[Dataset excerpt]
= = =

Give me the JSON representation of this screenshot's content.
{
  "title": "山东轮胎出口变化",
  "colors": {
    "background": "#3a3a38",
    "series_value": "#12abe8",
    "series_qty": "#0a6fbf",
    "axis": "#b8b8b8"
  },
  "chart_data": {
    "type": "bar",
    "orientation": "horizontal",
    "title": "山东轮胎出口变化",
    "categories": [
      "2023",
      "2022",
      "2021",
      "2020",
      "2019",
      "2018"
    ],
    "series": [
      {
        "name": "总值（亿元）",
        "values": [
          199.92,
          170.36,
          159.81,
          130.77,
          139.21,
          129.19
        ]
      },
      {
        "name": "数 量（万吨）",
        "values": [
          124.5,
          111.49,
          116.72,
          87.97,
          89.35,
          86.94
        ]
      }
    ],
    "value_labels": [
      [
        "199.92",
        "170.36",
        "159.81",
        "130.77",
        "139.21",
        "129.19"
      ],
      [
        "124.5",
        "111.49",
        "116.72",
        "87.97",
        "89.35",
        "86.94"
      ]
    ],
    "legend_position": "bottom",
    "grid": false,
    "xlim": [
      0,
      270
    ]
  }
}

= = =

• _PROMPT_: All of the data must be returned exactly.

• _THE SOLUTION_:
Give me the JSON representation of this screenshot's content.
{
  "title": "山东轮胎出口变化",
  "colors": {
    "background": "#3a3a38",
    "series_value": "#12abe8",
    "series_qty": "#0a6fbf",
    "axis": "#b8b8b8"
  },
  "chart_data": {
    "type": "bar",
    "orientation": "horizontal",
    "title": "山东轮胎出口变化",
    "categories": [
      "2023",
      "2022",
      "2021",
      "2020",
      "2019",
      "2018"
    ],
    "series": [
      {
        "name": "总值（亿元）",
        "values": [
          199.92,
          170.36,
          159.81,
          130.77,
          139.21,
          129.19
        ]
      },
      {
        "name": "数 量（万吨）",
        "values": [
          124.5,
          111.49,
          116.72,
          87.97,
          89.35,
          86.94
        ]
      }
    ],
    "value_labels": [
      [
        "199.92",
        "170.36",
        "159.81",
        "130.77",
        "139.21",
        "129.19"
      ],
      [
        "124.5",
        "111.49",
        "116.72",
        "87.97",
        "89.35",
        "86.94"
      ]
    ],
    "legend_position": "bottom",
    "grid": false,
    "xlim": [
      0,
      270
    ]
  }
}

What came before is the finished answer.